* begin Material provided *

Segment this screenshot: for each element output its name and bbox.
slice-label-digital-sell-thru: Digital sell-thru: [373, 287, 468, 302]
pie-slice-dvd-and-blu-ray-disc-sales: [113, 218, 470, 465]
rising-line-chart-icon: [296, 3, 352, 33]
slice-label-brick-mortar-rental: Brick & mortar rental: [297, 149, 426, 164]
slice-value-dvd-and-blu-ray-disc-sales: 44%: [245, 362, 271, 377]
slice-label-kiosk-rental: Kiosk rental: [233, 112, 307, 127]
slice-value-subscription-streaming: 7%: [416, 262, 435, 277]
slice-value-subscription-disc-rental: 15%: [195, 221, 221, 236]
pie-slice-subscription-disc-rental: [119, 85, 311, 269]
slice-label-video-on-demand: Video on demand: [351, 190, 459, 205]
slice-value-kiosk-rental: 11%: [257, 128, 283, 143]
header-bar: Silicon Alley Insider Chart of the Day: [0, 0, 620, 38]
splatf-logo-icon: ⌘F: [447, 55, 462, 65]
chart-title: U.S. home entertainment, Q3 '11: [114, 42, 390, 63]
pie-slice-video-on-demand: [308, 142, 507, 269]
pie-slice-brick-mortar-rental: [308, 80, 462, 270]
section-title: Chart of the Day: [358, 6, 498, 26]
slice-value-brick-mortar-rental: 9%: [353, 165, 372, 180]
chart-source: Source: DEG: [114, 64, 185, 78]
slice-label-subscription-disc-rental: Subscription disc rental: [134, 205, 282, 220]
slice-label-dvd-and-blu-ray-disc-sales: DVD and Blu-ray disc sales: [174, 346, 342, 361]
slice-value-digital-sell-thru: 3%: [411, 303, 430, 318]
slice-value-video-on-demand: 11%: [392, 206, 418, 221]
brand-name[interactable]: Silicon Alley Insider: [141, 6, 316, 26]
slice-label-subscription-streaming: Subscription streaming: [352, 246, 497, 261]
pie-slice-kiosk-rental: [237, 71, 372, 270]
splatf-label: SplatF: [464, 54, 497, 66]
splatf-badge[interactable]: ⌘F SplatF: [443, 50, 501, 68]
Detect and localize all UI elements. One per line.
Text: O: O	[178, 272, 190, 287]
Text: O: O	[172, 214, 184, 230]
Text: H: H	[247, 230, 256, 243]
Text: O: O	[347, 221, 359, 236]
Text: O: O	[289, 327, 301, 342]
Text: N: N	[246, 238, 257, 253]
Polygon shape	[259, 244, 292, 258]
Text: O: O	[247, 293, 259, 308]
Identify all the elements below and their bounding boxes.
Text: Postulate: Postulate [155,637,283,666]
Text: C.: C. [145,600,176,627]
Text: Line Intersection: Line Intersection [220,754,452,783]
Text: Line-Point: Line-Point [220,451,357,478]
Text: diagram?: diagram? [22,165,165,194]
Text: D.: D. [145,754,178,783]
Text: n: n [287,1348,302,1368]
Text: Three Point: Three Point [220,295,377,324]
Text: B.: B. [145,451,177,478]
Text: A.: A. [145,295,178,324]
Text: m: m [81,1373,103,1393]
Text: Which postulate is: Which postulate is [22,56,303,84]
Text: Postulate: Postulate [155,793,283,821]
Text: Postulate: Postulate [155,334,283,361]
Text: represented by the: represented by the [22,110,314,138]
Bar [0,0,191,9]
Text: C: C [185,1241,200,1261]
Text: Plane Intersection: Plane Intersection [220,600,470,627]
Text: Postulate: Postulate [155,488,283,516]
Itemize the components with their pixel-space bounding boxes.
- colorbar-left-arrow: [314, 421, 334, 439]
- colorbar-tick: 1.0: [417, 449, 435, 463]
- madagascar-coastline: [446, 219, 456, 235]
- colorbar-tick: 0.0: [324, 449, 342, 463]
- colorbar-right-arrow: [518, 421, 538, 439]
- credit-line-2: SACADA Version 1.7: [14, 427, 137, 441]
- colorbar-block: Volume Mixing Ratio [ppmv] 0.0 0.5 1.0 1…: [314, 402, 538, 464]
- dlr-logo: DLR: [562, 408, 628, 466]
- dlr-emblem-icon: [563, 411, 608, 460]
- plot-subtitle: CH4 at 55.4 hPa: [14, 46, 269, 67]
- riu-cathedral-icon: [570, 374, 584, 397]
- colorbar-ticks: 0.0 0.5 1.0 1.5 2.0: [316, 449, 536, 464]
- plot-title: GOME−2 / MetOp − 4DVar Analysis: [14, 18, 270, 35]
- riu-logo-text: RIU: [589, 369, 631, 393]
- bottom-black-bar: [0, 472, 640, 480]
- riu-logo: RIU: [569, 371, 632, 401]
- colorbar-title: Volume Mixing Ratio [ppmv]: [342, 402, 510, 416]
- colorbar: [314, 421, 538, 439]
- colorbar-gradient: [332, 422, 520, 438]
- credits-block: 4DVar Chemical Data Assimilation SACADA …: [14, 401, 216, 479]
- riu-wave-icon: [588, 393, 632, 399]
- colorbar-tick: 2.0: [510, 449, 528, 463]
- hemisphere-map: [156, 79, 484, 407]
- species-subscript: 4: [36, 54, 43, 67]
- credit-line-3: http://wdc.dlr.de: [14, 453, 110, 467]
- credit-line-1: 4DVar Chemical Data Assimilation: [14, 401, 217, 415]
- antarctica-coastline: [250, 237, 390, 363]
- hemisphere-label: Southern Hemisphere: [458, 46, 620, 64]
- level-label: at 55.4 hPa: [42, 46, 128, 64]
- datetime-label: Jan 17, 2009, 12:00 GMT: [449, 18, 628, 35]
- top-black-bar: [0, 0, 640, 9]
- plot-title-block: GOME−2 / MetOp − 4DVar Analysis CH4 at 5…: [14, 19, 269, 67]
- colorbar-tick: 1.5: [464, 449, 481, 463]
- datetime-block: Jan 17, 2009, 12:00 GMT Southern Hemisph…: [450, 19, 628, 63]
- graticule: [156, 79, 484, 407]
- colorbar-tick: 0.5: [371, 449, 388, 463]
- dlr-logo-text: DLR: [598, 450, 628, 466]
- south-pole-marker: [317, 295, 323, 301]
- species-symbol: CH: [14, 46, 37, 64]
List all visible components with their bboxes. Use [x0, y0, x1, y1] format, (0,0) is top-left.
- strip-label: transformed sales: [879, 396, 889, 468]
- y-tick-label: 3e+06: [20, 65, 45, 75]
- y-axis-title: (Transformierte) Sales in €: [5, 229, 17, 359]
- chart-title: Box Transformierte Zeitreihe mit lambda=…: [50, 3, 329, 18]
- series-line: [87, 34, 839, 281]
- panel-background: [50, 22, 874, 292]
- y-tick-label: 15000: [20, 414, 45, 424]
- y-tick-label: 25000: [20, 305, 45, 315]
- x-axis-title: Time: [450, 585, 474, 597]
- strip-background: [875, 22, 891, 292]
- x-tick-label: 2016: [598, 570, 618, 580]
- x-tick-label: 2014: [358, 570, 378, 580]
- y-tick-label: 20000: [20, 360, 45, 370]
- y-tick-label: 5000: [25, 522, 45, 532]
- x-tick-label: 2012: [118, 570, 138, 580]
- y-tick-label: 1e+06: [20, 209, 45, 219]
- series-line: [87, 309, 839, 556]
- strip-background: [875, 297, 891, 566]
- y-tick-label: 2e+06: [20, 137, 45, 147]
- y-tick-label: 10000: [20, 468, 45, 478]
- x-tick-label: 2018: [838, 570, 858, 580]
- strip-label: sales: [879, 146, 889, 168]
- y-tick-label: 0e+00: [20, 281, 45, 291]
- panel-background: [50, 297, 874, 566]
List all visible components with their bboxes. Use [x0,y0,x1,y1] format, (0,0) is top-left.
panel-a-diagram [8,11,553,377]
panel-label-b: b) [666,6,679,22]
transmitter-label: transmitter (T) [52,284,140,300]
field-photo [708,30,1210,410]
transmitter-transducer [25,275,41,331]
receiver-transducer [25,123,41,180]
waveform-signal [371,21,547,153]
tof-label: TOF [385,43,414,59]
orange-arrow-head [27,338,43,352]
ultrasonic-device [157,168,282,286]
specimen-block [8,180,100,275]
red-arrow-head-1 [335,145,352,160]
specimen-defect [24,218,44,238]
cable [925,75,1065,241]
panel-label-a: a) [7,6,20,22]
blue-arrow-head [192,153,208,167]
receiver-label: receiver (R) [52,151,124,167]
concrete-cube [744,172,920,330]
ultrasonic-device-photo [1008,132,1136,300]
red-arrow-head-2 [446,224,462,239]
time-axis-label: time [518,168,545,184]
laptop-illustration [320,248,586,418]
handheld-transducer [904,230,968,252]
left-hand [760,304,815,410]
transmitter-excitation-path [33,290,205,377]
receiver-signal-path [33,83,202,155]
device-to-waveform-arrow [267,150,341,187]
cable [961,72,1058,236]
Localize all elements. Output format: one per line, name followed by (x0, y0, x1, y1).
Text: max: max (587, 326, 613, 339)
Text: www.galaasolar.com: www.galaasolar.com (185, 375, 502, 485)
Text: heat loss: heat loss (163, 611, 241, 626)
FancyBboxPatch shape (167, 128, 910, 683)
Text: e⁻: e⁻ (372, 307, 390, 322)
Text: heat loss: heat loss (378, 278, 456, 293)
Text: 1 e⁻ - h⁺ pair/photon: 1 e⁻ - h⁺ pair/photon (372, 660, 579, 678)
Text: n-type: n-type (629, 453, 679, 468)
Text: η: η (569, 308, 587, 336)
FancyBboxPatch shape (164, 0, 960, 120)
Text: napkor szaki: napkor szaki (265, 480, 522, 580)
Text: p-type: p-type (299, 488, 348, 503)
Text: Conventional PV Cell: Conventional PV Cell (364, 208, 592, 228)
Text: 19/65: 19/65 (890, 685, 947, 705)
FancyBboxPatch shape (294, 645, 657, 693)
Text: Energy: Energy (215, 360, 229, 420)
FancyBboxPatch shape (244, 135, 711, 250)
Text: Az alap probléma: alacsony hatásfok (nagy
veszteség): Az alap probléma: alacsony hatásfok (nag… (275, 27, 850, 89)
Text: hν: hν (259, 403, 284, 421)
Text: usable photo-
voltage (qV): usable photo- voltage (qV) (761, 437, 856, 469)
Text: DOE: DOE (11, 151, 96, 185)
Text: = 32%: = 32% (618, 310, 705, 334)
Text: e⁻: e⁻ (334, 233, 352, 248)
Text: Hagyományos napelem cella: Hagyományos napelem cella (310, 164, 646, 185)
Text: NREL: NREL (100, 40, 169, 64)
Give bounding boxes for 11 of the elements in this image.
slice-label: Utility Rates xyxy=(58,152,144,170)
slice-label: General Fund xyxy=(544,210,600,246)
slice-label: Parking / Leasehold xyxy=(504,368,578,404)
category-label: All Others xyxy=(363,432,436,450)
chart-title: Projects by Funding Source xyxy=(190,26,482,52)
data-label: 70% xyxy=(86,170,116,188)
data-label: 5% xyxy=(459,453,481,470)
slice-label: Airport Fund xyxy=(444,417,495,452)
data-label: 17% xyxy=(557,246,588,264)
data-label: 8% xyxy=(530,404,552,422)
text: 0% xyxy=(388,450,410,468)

* end Material provided *

[Brief] Copy out the items word for word, from the first line through the line containing "238, 257, 253]", and include that line.

[Answer to this exercise]
Segment this screenshot: for each element output its name and bbox.
slice-label-digital-sell-thru: Digital sell-thru: [373, 287, 468, 302]
pie-slice-dvd-and-blu-ray-disc-sales: [113, 218, 470, 465]
rising-line-chart-icon: [296, 3, 352, 33]
slice-label-brick-mortar-rental: Brick & mortar rental: [297, 149, 426, 164]
slice-value-dvd-and-blu-ray-disc-sales: 44%: [245, 362, 271, 377]
slice-label-kiosk-rental: Kiosk rental: [233, 112, 307, 127]
slice-value-subscription-streaming: 7%: [416, 262, 435, 277]
slice-value-subscription-disc-rental: 15%: [195, 221, 221, 236]
pie-slice-subscription-disc-rental: [119, 85, 311, 269]
slice-label-video-on-demand: Video on demand: [351, 190, 459, 205]
slice-value-kiosk-rental: 11%: [257, 128, 283, 143]
header-bar: Silicon Alley Insider Chart of the Day: [0, 0, 620, 38]
splatf-logo-icon: ⌘F: [447, 55, 462, 65]
chart-title: U.S. home entertainment, Q3 '11: [114, 42, 390, 63]
pie-slice-video-on-demand: [308, 142, 507, 269]
pie-slice-brick-mortar-rental: [308, 80, 462, 270]
section-title: Chart of the Day: [358, 6, 498, 26]
slice-value-brick-mortar-rental: 9%: [353, 165, 372, 180]
chart-source: Source: DEG: [114, 64, 185, 78]
slice-label-subscription-disc-rental: Subscription disc rental: [134, 205, 282, 220]
slice-label-dvd-and-blu-ray-disc-sales: DVD and Blu-ray disc sales: [174, 346, 342, 361]
slice-value-digital-sell-thru: 3%: [411, 303, 430, 318]
slice-value-video-on-demand: 11%: [392, 206, 418, 221]
brand-name[interactable]: Silicon Alley Insider: [141, 6, 316, 26]
slice-label-subscription-streaming: Subscription streaming: [352, 246, 497, 261]
pie-slice-kiosk-rental: [237, 71, 372, 270]
splatf-label: SplatF: [464, 54, 497, 66]
splatf-badge[interactable]: ⌘F SplatF: [443, 50, 501, 68]
Detect and localize all UI elements. One per line.
Text: O: O	[178, 272, 190, 287]
Text: O: O	[172, 214, 184, 230]
Text: H: H	[247, 230, 256, 243]
Text: O: O	[347, 221, 359, 236]
Text: O: O	[289, 327, 301, 342]
Text: N: N	[246, 238, 257, 253]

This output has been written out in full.